Records from a collection:
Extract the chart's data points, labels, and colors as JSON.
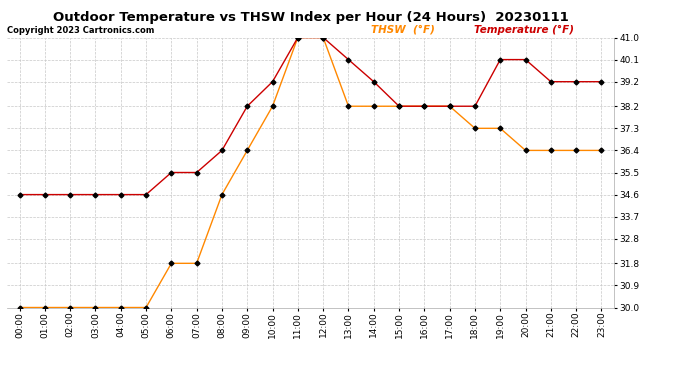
{
  "title": "Outdoor Temperature vs THSW Index per Hour (24 Hours)  20230111",
  "copyright": "Copyright 2023 Cartronics.com",
  "legend_thsw": "THSW  (°F)",
  "legend_temp": "Temperature (°F)",
  "hours": [
    "00:00",
    "01:00",
    "02:00",
    "03:00",
    "04:00",
    "05:00",
    "06:00",
    "07:00",
    "08:00",
    "09:00",
    "10:00",
    "11:00",
    "12:00",
    "13:00",
    "14:00",
    "15:00",
    "16:00",
    "17:00",
    "18:00",
    "19:00",
    "20:00",
    "21:00",
    "22:00",
    "23:00"
  ],
  "temperature": [
    34.6,
    34.6,
    34.6,
    34.6,
    34.6,
    34.6,
    35.5,
    35.5,
    36.4,
    38.2,
    39.2,
    41.0,
    41.0,
    40.1,
    39.2,
    38.2,
    38.2,
    38.2,
    38.2,
    40.1,
    40.1,
    39.2,
    39.2,
    39.2
  ],
  "thsw": [
    30.0,
    30.0,
    30.0,
    30.0,
    30.0,
    30.0,
    31.8,
    31.8,
    34.6,
    36.4,
    38.2,
    41.0,
    41.0,
    38.2,
    38.2,
    38.2,
    38.2,
    38.2,
    37.3,
    37.3,
    36.4,
    36.4,
    36.4,
    36.4
  ],
  "ylim_min": 30.0,
  "ylim_max": 41.0,
  "yticks": [
    30.0,
    30.9,
    31.8,
    32.8,
    33.7,
    34.6,
    35.5,
    36.4,
    37.3,
    38.2,
    39.2,
    40.1,
    41.0
  ],
  "temp_color": "#cc0000",
  "thsw_color": "#ff8800",
  "marker_color": "#000000",
  "background_color": "#ffffff",
  "grid_color": "#c8c8c8",
  "title_fontsize": 9.5,
  "copyright_fontsize": 6,
  "legend_fontsize": 7.5,
  "axis_fontsize": 6.5,
  "marker_size": 2.5,
  "line_width": 1.0
}
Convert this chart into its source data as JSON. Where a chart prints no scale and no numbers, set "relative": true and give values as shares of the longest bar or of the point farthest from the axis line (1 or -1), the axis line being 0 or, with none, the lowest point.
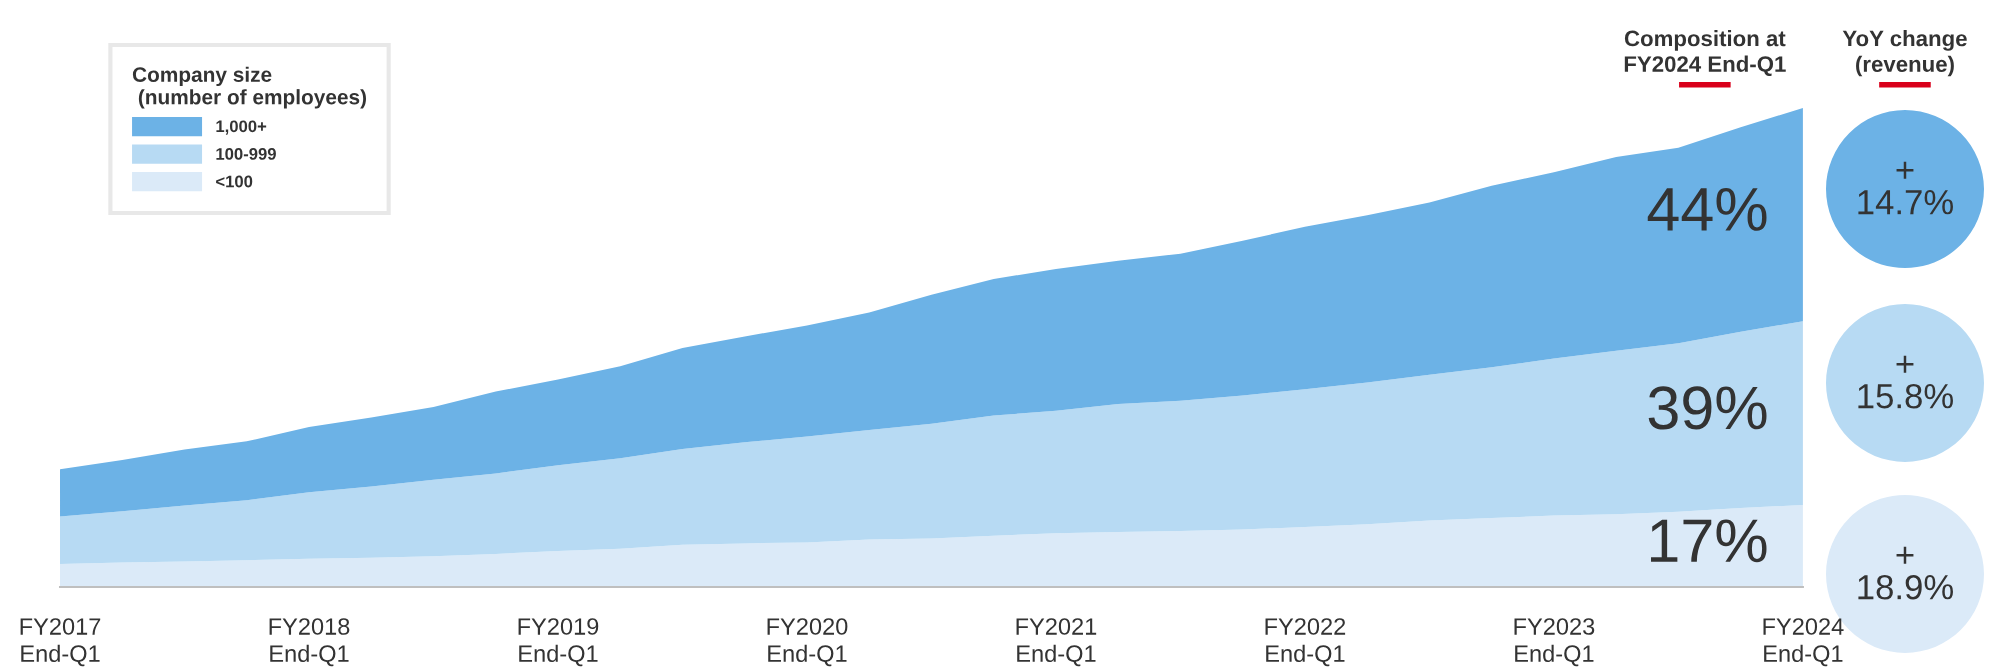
{
  "chart_data": {
    "type": "area",
    "stacked": true,
    "relative": true,
    "categories": [
      "FY2017\nEnd-Q1",
      null,
      null,
      null,
      "FY2018\nEnd-Q1",
      null,
      null,
      null,
      "FY2019\nEnd-Q1",
      null,
      null,
      null,
      "FY2020\nEnd-Q1",
      null,
      null,
      null,
      "FY2021\nEnd-Q1",
      null,
      null,
      null,
      "FY2022\nEnd-Q1",
      null,
      null,
      null,
      "FY2023\nEnd-Q1",
      null,
      null,
      null,
      "FY2024\nEnd-Q1"
    ],
    "series": [
      {
        "name": "<100",
        "color": "#dbeaf8",
        "values": [
          0.048,
          0.051,
          0.053,
          0.056,
          0.059,
          0.061,
          0.064,
          0.069,
          0.075,
          0.08,
          0.088,
          0.091,
          0.093,
          0.099,
          0.101,
          0.107,
          0.112,
          0.115,
          0.117,
          0.12,
          0.125,
          0.131,
          0.139,
          0.144,
          0.149,
          0.152,
          0.157,
          0.165,
          0.171
        ]
      },
      {
        "name": "100-999",
        "color": "#b7daf3",
        "values": [
          0.099,
          0.107,
          0.117,
          0.125,
          0.139,
          0.149,
          0.16,
          0.168,
          0.179,
          0.189,
          0.2,
          0.211,
          0.221,
          0.229,
          0.24,
          0.251,
          0.256,
          0.267,
          0.272,
          0.28,
          0.288,
          0.296,
          0.304,
          0.315,
          0.328,
          0.341,
          0.352,
          0.368,
          0.384
        ]
      },
      {
        "name": "1,000+",
        "color": "#6cb2e6",
        "values": [
          0.099,
          0.107,
          0.117,
          0.123,
          0.136,
          0.144,
          0.152,
          0.171,
          0.179,
          0.192,
          0.211,
          0.221,
          0.232,
          0.245,
          0.269,
          0.285,
          0.296,
          0.299,
          0.307,
          0.323,
          0.339,
          0.349,
          0.36,
          0.379,
          0.389,
          0.405,
          0.408,
          0.427,
          0.445
        ]
      }
    ],
    "legend": "top left",
    "legend_title": "Company size\n (number of employees)",
    "annotations": [
      "Composition at\nFY2024 End-Q1",
      "YoY change\n(revenue)",
      "17%",
      "39%",
      "44%",
      "+\n18.9%",
      "+\n15.8%",
      "+\n14.7%"
    ]
  }
}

Prompt: Leaving all pictures aside, quote each record exactly.

Response for this exercise:
Extract the chart's data points, labels, and colors as JSON.
{
  "title": "Outdoor Temperature vs THSW Index per Hour (24 Hours)  20230111",
  "copyright": "Copyright 2023 Cartronics.com",
  "legend_thsw": "THSW  (°F)",
  "legend_temp": "Temperature (°F)",
  "hours": [
    "00:00",
    "01:00",
    "02:00",
    "03:00",
    "04:00",
    "05:00",
    "06:00",
    "07:00",
    "08:00",
    "09:00",
    "10:00",
    "11:00",
    "12:00",
    "13:00",
    "14:00",
    "15:00",
    "16:00",
    "17:00",
    "18:00",
    "19:00",
    "20:00",
    "21:00",
    "22:00",
    "23:00"
  ],
  "temperature": [
    34.6,
    34.6,
    34.6,
    34.6,
    34.6,
    34.6,
    35.5,
    35.5,
    36.4,
    38.2,
    39.2,
    41.0,
    41.0,
    40.1,
    39.2,
    38.2,
    38.2,
    38.2,
    38.2,
    40.1,
    40.1,
    39.2,
    39.2,
    39.2
  ],
  "thsw": [
    30.0,
    30.0,
    30.0,
    30.0,
    30.0,
    30.0,
    31.8,
    31.8,
    34.6,
    36.4,
    38.2,
    41.0,
    41.0,
    38.2,
    38.2,
    38.2,
    38.2,
    38.2,
    37.3,
    37.3,
    36.4,
    36.4,
    36.4,
    36.4
  ],
  "ylim_min": 30.0,
  "ylim_max": 41.0,
  "yticks": [
    30.0,
    30.9,
    31.8,
    32.8,
    33.7,
    34.6,
    35.5,
    36.4,
    37.3,
    38.2,
    39.2,
    40.1,
    41.0
  ],
  "temp_color": "#cc0000",
  "thsw_color": "#ff8800",
  "marker_color": "#000000",
  "background_color": "#ffffff",
  "grid_color": "#c8c8c8",
  "title_fontsize": 9.5,
  "copyright_fontsize": 6,
  "legend_fontsize": 7.5,
  "axis_fontsize": 6.5,
  "marker_size": 2.5,
  "line_width": 1.0
}
Convert this chart into its source data as JSON. Where a chart prints no scale and no numbers, set "relative": true and give values as shares of the longest bar or of the point farthest from the axis line (1 or -1), the axis line being 0 or, with none, the lowest point.
{
  "chart_data": {
    "type": "area",
    "stacked": true,
    "relative": true,
    "categories": [
      "FY2017\nEnd-Q1",
      null,
      null,
      null,
      "FY2018\nEnd-Q1",
      null,
      null,
      null,
      "FY2019\nEnd-Q1",
      null,
      null,
      null,
      "FY2020\nEnd-Q1",
      null,
      null,
      null,
      "FY2021\nEnd-Q1",
      null,
      null,
      null,
      "FY2022\nEnd-Q1",
      null,
      null,
      null,
      "FY2023\nEnd-Q1",
      null,
      null,
      null,
      "FY2024\nEnd-Q1"
    ],
    "series": [
      {
        "name": "<100",
        "color": "#dbeaf8",
        "values": [
          0.048,
          0.051,
          0.053,
          0.056,
          0.059,
          0.061,
          0.064,
          0.069,
          0.075,
          0.08,
          0.088,
          0.091,
          0.093,
          0.099,
          0.101,
          0.107,
          0.112,
          0.115,
          0.117,
          0.12,
          0.125,
          0.131,
          0.139,
          0.144,
          0.149,
          0.152,
          0.157,
          0.165,
          0.171
        ]
      },
      {
        "name": "100-999",
        "color": "#b7daf3",
        "values": [
          0.099,
          0.107,
          0.117,
          0.125,
          0.139,
          0.149,
          0.16,
          0.168,
          0.179,
          0.189,
          0.2,
          0.211,
          0.221,
          0.229,
          0.24,
          0.251,
          0.256,
          0.267,
          0.272,
          0.28,
          0.288,
          0.296,
          0.304,
          0.315,
          0.328,
          0.341,
          0.352,
          0.368,
          0.384
        ]
      },
      {
        "name": "1,000+",
        "color": "#6cb2e6",
        "values": [
          0.099,
          0.107,
          0.117,
          0.123,
          0.136,
          0.144,
          0.152,
          0.171,
          0.179,
          0.192,
          0.211,
          0.221,
          0.232,
          0.245,
          0.269,
          0.285,
          0.296,
          0.299,
          0.307,
          0.323,
          0.339,
          0.349,
          0.36,
          0.379,
          0.389,
          0.405,
          0.408,
          0.427,
          0.445
        ]
      }
    ],
    "legend": "top left",
    "legend_title": "Company size\n (number of employees)",
    "annotations": [
      "Composition at\nFY2024 End-Q1",
      "YoY change\n(revenue)",
      "17%",
      "39%",
      "44%",
      "+\n18.9%",
      "+\n15.8%",
      "+\n14.7%"
    ]
  }
}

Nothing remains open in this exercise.